Lay out every line of the rows below as a Markdown table, skipping blank lines, with a "No." column for the running number and a "Line" column for the line itself.

Annotated element entries:
--*--

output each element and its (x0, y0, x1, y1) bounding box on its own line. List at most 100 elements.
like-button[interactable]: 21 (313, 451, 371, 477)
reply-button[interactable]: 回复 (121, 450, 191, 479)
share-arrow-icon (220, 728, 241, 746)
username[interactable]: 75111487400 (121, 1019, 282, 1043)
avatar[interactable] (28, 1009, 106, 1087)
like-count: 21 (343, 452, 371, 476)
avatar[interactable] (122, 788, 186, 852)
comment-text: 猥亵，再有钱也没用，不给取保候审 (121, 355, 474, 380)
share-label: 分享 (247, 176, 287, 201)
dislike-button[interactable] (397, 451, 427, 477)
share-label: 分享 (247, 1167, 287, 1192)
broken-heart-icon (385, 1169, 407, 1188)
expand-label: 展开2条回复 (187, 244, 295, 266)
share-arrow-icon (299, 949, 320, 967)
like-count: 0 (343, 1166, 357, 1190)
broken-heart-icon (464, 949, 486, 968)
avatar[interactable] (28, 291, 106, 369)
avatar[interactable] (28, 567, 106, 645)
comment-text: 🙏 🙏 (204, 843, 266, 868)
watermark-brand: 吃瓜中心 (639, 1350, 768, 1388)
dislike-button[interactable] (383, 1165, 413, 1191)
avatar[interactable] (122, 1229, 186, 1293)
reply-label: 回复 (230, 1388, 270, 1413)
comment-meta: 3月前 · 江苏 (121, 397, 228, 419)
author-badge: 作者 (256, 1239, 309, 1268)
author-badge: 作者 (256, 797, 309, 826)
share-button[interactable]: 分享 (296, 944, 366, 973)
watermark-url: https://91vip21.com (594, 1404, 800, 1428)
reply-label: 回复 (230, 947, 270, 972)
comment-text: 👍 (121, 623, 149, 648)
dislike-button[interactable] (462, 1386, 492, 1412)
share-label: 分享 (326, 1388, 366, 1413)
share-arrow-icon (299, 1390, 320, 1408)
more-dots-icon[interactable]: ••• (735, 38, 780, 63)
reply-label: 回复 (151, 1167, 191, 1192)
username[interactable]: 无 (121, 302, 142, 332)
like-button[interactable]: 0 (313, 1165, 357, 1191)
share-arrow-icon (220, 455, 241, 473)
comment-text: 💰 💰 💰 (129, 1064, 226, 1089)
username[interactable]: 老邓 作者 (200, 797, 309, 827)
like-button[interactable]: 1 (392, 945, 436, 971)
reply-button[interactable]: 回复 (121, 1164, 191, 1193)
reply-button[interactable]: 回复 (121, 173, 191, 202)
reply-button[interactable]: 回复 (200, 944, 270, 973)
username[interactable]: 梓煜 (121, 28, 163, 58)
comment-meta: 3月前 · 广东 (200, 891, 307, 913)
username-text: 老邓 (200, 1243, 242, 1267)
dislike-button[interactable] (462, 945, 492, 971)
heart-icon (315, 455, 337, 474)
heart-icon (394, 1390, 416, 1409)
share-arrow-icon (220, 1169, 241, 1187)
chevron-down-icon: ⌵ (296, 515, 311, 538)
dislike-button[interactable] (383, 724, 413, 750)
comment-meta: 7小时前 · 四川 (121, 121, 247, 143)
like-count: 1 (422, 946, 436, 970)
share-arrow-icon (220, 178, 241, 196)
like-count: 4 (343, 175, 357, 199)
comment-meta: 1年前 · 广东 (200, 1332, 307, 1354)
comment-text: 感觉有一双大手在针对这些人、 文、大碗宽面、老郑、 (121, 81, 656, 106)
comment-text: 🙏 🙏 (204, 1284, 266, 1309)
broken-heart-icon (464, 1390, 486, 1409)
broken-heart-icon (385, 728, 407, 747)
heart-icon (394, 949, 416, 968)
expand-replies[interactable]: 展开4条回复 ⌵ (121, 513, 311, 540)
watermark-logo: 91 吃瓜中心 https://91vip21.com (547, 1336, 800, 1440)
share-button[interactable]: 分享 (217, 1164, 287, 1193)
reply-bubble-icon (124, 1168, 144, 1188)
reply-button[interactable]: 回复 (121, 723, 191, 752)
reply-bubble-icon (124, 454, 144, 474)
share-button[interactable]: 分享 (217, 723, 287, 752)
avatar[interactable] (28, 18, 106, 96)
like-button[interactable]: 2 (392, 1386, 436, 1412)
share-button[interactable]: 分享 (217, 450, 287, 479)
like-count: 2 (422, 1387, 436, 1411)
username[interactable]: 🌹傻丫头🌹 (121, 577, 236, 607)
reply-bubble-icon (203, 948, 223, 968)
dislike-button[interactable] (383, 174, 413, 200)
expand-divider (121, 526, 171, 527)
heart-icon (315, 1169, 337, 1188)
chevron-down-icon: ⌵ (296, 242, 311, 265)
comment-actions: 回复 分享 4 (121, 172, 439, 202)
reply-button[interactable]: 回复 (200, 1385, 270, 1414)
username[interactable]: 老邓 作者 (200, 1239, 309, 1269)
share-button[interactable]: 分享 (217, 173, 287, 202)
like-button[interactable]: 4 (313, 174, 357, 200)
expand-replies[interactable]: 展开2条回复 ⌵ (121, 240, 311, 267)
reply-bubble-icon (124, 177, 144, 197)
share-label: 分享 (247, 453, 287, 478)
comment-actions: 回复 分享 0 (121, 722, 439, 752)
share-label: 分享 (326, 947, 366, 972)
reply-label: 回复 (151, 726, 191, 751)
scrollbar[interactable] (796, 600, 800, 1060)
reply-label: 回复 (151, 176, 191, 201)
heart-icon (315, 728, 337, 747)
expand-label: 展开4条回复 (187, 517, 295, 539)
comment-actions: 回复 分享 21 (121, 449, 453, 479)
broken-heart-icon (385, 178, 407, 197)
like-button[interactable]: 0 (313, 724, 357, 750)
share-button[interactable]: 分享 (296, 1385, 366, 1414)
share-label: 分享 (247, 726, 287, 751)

--*--

Exercise solution =
| No. | Line |
|---|---|
| 1 | output each element and its (x0, y0, x1, y1) bounding box on its own line. List at most 100 elements. |
| 2 | like-button[interactable]: 21 (313, 451, 371, 477) |
| 3 | reply-button[interactable]: 回复 (121, 450, 191, 479) |
| 4 | share-arrow-icon (220, 728, 241, 746) |
| 5 | username[interactable]: 75111487400 (121, 1019, 282, 1043) |
| 6 | avatar[interactable] (28, 1009, 106, 1087) |
| 7 | like-count: 21 (343, 452, 371, 476) |
| 8 | avatar[interactable] (122, 788, 186, 852) |
| 9 | comment-text: 猥亵，再有钱也没用，不给取保候审 (121, 355, 474, 380) |
| 10 | share-label: 分享 (247, 176, 287, 201) |
| 11 | dislike-button[interactable] (397, 451, 427, 477) |
| 12 | share-label: 分享 (247, 1167, 287, 1192) |
| 13 | broken-heart-icon (385, 1169, 407, 1188) |
| 14 | expand-label: 展开2条回复 (187, 244, 295, 266) |
| 15 | share-arrow-icon (299, 949, 320, 967) |
| 16 | like-count: 0 (343, 1166, 357, 1190) |
| 17 | broken-heart-icon (464, 949, 486, 968) |
| 18 | avatar[interactable] (28, 291, 106, 369) |
| 19 | avatar[interactable] (28, 567, 106, 645) |
| 20 | comment-text: 🙏 🙏 (204, 843, 266, 868) |
| 21 | watermark-brand: 吃瓜中心 (639, 1350, 768, 1388) |
| 22 | dislike-button[interactable] (383, 1165, 413, 1191) |
| 23 | avatar[interactable] (122, 1229, 186, 1293) |
| 24 | reply-label: 回复 (230, 1388, 270, 1413) |
| 25 | comment-meta: 3月前 · 江苏 (121, 397, 228, 419) |
| 26 | author-badge: 作者 (256, 1239, 309, 1268) |
| 27 | author-badge: 作者 (256, 797, 309, 826) |
| 28 | share-button[interactable]: 分享 (296, 944, 366, 973) |
| 29 | watermark-url: https://91vip21.com (594, 1404, 800, 1428) |
| 30 | reply-label: 回复 (230, 947, 270, 972) |
| 31 | comment-text: 👍 (121, 623, 149, 648) |
| 32 | dislike-button[interactable] (462, 1386, 492, 1412) |
| 33 | share-label: 分享 (326, 1388, 366, 1413) |
| 34 | share-arrow-icon (299, 1390, 320, 1408) |
| 35 | more-dots-icon[interactable]: ••• (735, 38, 780, 63) |
| 36 | reply-label: 回复 (151, 1167, 191, 1192) |
| 37 | username[interactable]: 无 (121, 302, 142, 332) |
| 38 | like-button[interactable]: 0 (313, 1165, 357, 1191) |
| 39 | share-arrow-icon (220, 455, 241, 473) |
| 40 | comment-text: 💰 💰 💰 (129, 1064, 226, 1089) |
| 41 | username[interactable]: 老邓 作者 (200, 797, 309, 827) |
| 42 | like-button[interactable]: 1 (392, 945, 436, 971) |
| 43 | reply-button[interactable]: 回复 (121, 1164, 191, 1193) |
| 44 | reply-button[interactable]: 回复 (121, 173, 191, 202) |
| 45 | reply-button[interactable]: 回复 (200, 944, 270, 973) |
| 46 | username[interactable]: 梓煜 (121, 28, 163, 58) |
| 47 | comment-meta: 3月前 · 广东 (200, 891, 307, 913) |
| 48 | username-text: 老邓 (200, 1243, 242, 1267) |
| 49 | dislike-button[interactable] (462, 945, 492, 971) |
| 50 | heart-icon (315, 455, 337, 474) |
| 51 | heart-icon (394, 1390, 416, 1409) |
| 52 | share-arrow-icon (220, 1169, 241, 1187) |
| 53 | chevron-down-icon: ⌵ (296, 515, 311, 538) |
| 54 | dislike-button[interactable] (383, 724, 413, 750) |
| 55 | comment-meta: 7小时前 · 四川 (121, 121, 247, 143) |
| 56 | like-count: 1 (422, 946, 436, 970) |
| 57 | share-arrow-icon (220, 178, 241, 196) |
| 58 | like-count: 4 (343, 175, 357, 199) |
| 59 | comment-meta: 1年前 · 广东 (200, 1332, 307, 1354) |
| 60 | comment-text: 感觉有一双大手在针对这些人、 文、大碗宽面、老郑、 (121, 81, 656, 106) |
| 61 | comment-text: 🙏 🙏 (204, 1284, 266, 1309) |
| 62 | broken-heart-icon (464, 1390, 486, 1409) |
| 63 | broken-heart-icon (385, 728, 407, 747) |
| 64 | heart-icon (394, 949, 416, 968) |
| 65 | expand-replies[interactable]: 展开4条回复 ⌵ (121, 513, 311, 540) |
| 66 | watermark-logo: 91 吃瓜中心 https://91vip21.com (547, 1336, 800, 1440) |
| 67 | share-button[interactable]: 分享 (217, 1164, 287, 1193) |
| 68 | reply-bubble-icon (124, 1168, 144, 1188) |
| 69 | reply-button[interactable]: 回复 (121, 723, 191, 752) |
| 70 | reply-bubble-icon (124, 454, 144, 474) |
| 71 | share-button[interactable]: 分享 (217, 723, 287, 752) |
| 72 | avatar[interactable] (28, 18, 106, 96) |
| 73 | like-button[interactable]: 2 (392, 1386, 436, 1412) |
| 74 | share-button[interactable]: 分享 (217, 450, 287, 479) |
| 75 | like-count: 2 (422, 1387, 436, 1411) |
| 76 | username[interactable]: 🌹傻丫头🌹 (121, 577, 236, 607) |
| 77 | reply-bubble-icon (203, 948, 223, 968) |
| 78 | dislike-button[interactable] (383, 174, 413, 200) |
| 79 | expand-divider (121, 526, 171, 527) |
| 80 | heart-icon (315, 1169, 337, 1188) |
| 81 | chevron-down-icon: ⌵ (296, 242, 311, 265) |
| 82 | comment-actions: 回复 分享 4 (121, 172, 439, 202) |
| 83 | reply-button[interactable]: 回复 (200, 1385, 270, 1414) |
| 84 | username[interactable]: 老邓 作者 (200, 1239, 309, 1269) |
| 85 | share-button[interactable]: 分享 (217, 173, 287, 202) |
| 86 | like-button[interactable]: 4 (313, 174, 357, 200) |
| 87 | expand-replies[interactable]: 展开2条回复 ⌵ (121, 240, 311, 267) |
| 88 | reply-bubble-icon (124, 177, 144, 197) |
| 89 | share-label: 分享 (247, 453, 287, 478) |
| 90 | comment-actions: 回复 分享 0 (121, 722, 439, 752) |
| 91 | share-label: 分享 (326, 947, 366, 972) |
| 92 | reply-label: 回复 (151, 726, 191, 751) |
| 93 | scrollbar[interactable] (796, 600, 800, 1060) |
| 94 | reply-label: 回复 (151, 176, 191, 201) |
| 95 | heart-icon (315, 728, 337, 747) |
| 96 | expand-label: 展开4条回复 (187, 517, 295, 539) |
| 97 | comment-actions: 回复 分享 21 (121, 449, 453, 479) |
| 98 | broken-heart-icon (385, 178, 407, 197) |
| 99 | like-button[interactable]: 0 (313, 724, 357, 750) |
| 100 | share-button[interactable]: 分享 (296, 1385, 366, 1414) |
| 101 | share-label: 分享 (247, 726, 287, 751) |